» WHAT NEEDS TO BE DONE: Convert the records from the first line up to and including the line containing "lord-buddha-label: Lord buddha" into a numbered list, leaving out any blank lines.

» SOURCE MATERIAL:

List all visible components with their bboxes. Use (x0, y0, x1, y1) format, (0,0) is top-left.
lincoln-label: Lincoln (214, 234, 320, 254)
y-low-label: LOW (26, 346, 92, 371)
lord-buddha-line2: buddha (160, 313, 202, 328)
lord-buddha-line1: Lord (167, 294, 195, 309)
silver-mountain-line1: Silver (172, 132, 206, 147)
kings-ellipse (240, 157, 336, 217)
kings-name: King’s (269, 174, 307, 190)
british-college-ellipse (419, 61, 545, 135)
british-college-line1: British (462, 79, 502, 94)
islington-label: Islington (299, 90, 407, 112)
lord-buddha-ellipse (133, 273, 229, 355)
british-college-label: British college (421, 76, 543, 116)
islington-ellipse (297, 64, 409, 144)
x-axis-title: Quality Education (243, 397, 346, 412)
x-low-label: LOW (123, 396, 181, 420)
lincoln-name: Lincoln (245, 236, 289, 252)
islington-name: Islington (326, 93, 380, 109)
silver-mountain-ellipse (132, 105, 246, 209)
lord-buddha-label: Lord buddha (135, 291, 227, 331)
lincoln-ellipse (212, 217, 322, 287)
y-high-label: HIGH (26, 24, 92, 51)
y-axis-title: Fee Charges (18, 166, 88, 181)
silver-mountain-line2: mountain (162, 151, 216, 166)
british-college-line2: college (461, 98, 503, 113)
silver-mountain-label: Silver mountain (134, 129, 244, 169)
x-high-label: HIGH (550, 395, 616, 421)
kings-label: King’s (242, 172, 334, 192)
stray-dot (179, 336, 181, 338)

» EXERCISE RESULT:
1. List all visible components with their bboxes. Use (x0, y0, x1, y1) format, (0,0) is top-left.
2. lincoln-label: Lincoln (214, 234, 320, 254)
3. y-low-label: LOW (26, 346, 92, 371)
4. lord-buddha-line2: buddha (160, 313, 202, 328)
5. lord-buddha-line1: Lord (167, 294, 195, 309)
6. silver-mountain-line1: Silver (172, 132, 206, 147)
7. kings-ellipse (240, 157, 336, 217)
8. kings-name: King’s (269, 174, 307, 190)
9. british-college-ellipse (419, 61, 545, 135)
10. british-college-line1: British (462, 79, 502, 94)
11. islington-label: Islington (299, 90, 407, 112)
12. lord-buddha-ellipse (133, 273, 229, 355)
13. british-college-label: British college (421, 76, 543, 116)
14. islington-ellipse (297, 64, 409, 144)
15. x-axis-title: Quality Education (243, 397, 346, 412)
16. x-low-label: LOW (123, 396, 181, 420)
17. lincoln-name: Lincoln (245, 236, 289, 252)
18. islington-name: Islington (326, 93, 380, 109)
19. silver-mountain-ellipse (132, 105, 246, 209)
20. lord-buddha-label: Lord buddha (135, 291, 227, 331)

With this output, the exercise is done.